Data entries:
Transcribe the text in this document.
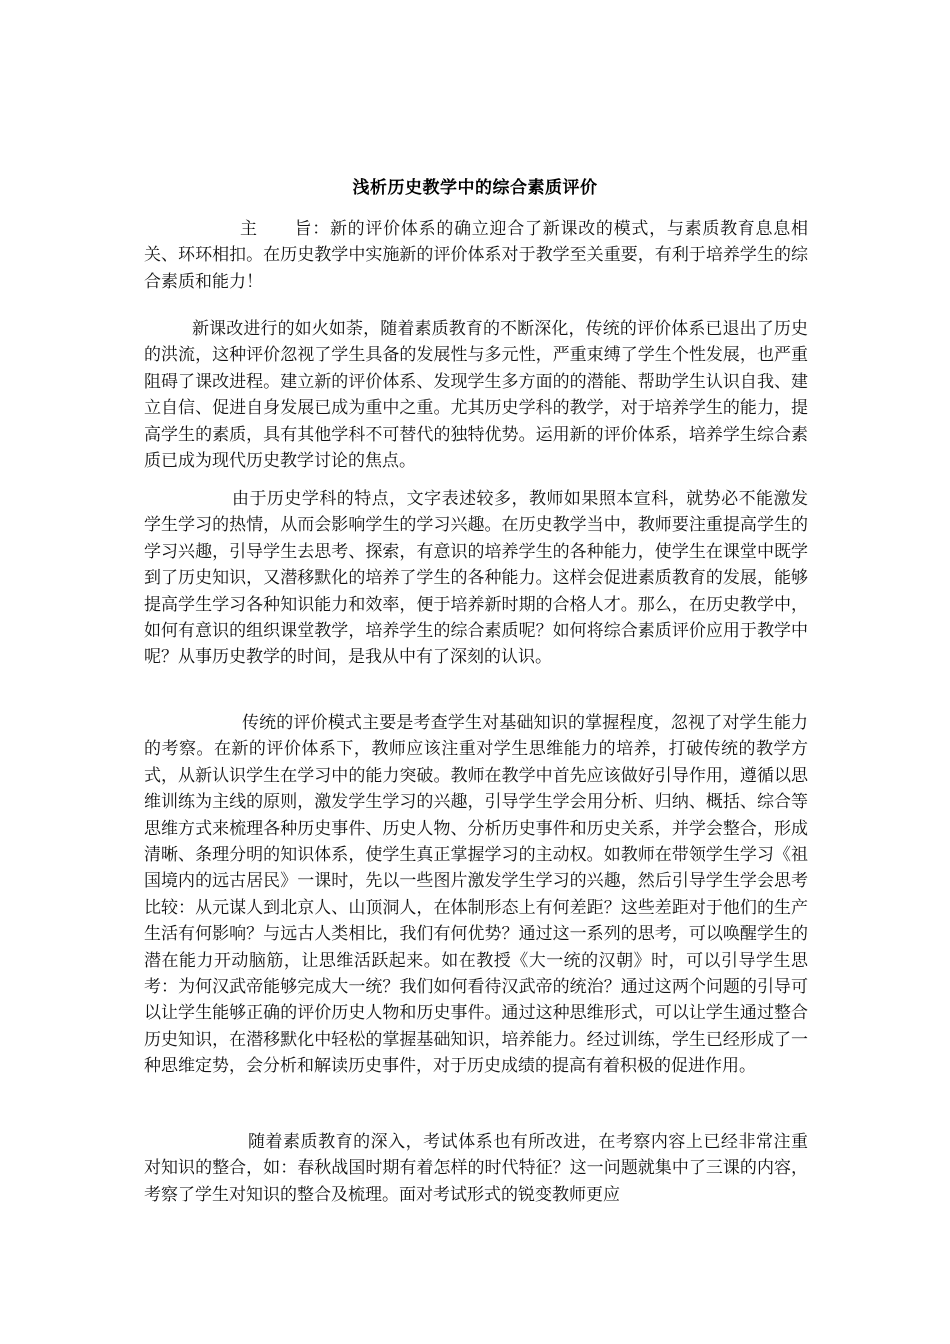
浅析历史教学中的综合素质评价

主 旨：新的评价体系的确立迎合了新课改的模式，与素质教育息息相关、环环相扣。在历史教学中实施新的评价体系对于教学至关重要，有利于培养学生的综合素质和能力！

新课改进行的如火如荼，随着素质教育的不断深化，传统的评价体系已退出了历史的洪流，这种评价忽视了学生具备的发展性与多元性，严重束缚了学生个性发展，也严重阻碍了课改进程。建立新的评价体系、发现学生多方面的的潜能、帮助学生认识自我、建立自信、促进自身发展已成为重中之重。尤其历史学科的教学，对于培养学生的能力，提高学生的素质，具有其他学科不可替代的独特优势。运用新的评价体系，培养学生综合素质已成为现代历史教学讨论的焦点。

由于历史学科的特点，文字表述较多，教师如果照本宣科，就势必不能激发学生学习的热情，从而会影响学生的学习兴趣。在历史教学当中，教师要注重提高学生的学习兴趣，引导学生去思考、探索，有意识的培养学生的各种能力，使学生在课堂中既学到了历史知识，又潜移默化的培养了学生的各种能力。这样会促进素质教育的发展，能够提高学生学习各种知识能力和效率，便于培养新时期的合格人才。那么，在历史教学中，如何有意识的组织课堂教学，培养学生的综合素质呢？如何将综合素质评价应用于教学中呢？从事历史教学的时间，是我从中有了深刻的认识。

传统的评价模式主要是考查学生对基础知识的掌握程度，忽视了对学生能力的考察。在新的评价体系下，教师应该注重对学生思维能力的培养，打破传统的教学方式，从新认识学生在学习中的能力突破。教师在教学中首先应该做好引导作用，遵循以思维训练为主线的原则，激发学生学习的兴趣，引导学生学会用分析、归纳、概括、综合等思维方式来梳理各种历史事件、历史人物、分析历史事件和历史关系，并学会整合，形成清晰、条理分明的知识体系，使学生真正掌握学习的主动权。如教师在带领学生学习《祖国境内的远古居民》一课时，先以一些图片激发学生学习的兴趣，然后引导学生学会思考比较：从元谋人到北京人、山顶洞人，在体制形态上有何差距？这些差距对于他们的生产生活有何影响？与远古人类相比，我们有何优势？通过这一系列的思考，可以唤醒学生的潜在能力开动脑筋，让思维活跃起来。如在教授《大一统的汉朝》时，可以引导学生思考：为何汉武帝能够完成大一统？我们如何看待汉武帝的统治？通过这两个问题的引导可以让学生能够正确的评价历史人物和历史事件。通过这种思维形式，可以让学生通过整合历史知识，在潜移默化中轻松的掌握基础知识，培养能力。经过训练，学生已经形成了一种思维定势，会分析和解读历史事件，对于历史成绩的提高有着积极的促进作用。

随着素质教育的深入，考试体系也有所改进，在考察内容上已经非常注重对知识的整合，如：春秋战国时期有着怎样的时代特征？这一问题就集中了三课的内容，考察了学生对知识的整合及梳理。面对考试形式的锐变教师更应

Problem to solve:
Skip the pictures and print each record exactly as it stands.

Answer to this exercise:
Transcribe the text in this document.
浅析历史教学中的综合素质评价

主 旨：新的评价体系的确立迎合了新课改的模式，与素质教育息息相关、环环相扣。在历史教学中实施新的评价体系对于教学至关重要，有利于培养学生的综合素质和能力！

新课改进行的如火如荼，随着素质教育的不断深化，传统的评价体系已退出了历史的洪流，这种评价忽视了学生具备的发展性与多元性，严重束缚了学生个性发展，也严重阻碍了课改进程。建立新的评价体系、发现学生多方面的的潜能、帮助学生认识自我、建立自信、促进自身发展已成为重中之重。尤其历史学科的教学，对于培养学生的能力，提高学生的素质，具有其他学科不可替代的独特优势。运用新的评价体系，培养学生综合素质已成为现代历史教学讨论的焦点。

由于历史学科的特点，文字表述较多，教师如果照本宣科，就势必不能激发学生学习的热情，从而会影响学生的学习兴趣。在历史教学当中，教师要注重提高学生的学习兴趣，引导学生去思考、探索，有意识的培养学生的各种能力，使学生在课堂中既学到了历史知识，又潜移默化的培养了学生的各种能力。这样会促进素质教育的发展，能够提高学生学习各种知识能力和效率，便于培养新时期的合格人才。那么，在历史教学中，如何有意识的组织课堂教学，培养学生的综合素质呢？如何将综合素质评价应用于教学中呢？从事历史教学的时间，是我从中有了深刻的认识。

传统的评价模式主要是考查学生对基础知识的掌握程度，忽视了对学生能力的考察。在新的评价体系下，教师应该注重对学生思维能力的培养，打破传统的教学方式，从新认识学生在学习中的能力突破。教师在教学中首先应该做好引导作用，遵循以思维训练为主线的原则，激发学生学习的兴趣，引导学生学会用分析、归纳、概括、综合等思维方式来梳理各种历史事件、历史人物、分析历史事件和历史关系，并学会整合，形成清晰、条理分明的知识体系，使学生真正掌握学习的主动权。如教师在带领学生学习《祖国境内的远古居民》一课时，先以一些图片激发学生学习的兴趣，然后引导学生学会思考比较：从元谋人到北京人、山顶洞人，在体制形态上有何差距？这些差距对于他们的生产生活有何影响？与远古人类相比，我们有何优势？通过这一系列的思考，可以唤醒学生的潜在能力开动脑筋，让思维活跃起来。如在教授《大一统的汉朝》时，可以引导学生思考：为何汉武帝能够完成大一统？我们如何看待汉武帝的统治？通过这两个问题的引导可以让学生能够正确的评价历史人物和历史事件。通过这种思维形式，可以让学生通过整合历史知识，在潜移默化中轻松的掌握基础知识，培养能力。经过训练，学生已经形成了一种思维定势，会分析和解读历史事件，对于历史成绩的提高有着积极的促进作用。

随着素质教育的深入，考试体系也有所改进，在考察内容上已经非常注重对知识的整合，如：春秋战国时期有着怎样的时代特征？这一问题就集中了三课的内容，考察了学生对知识的整合及梳理。面对考试形式的锐变教师更应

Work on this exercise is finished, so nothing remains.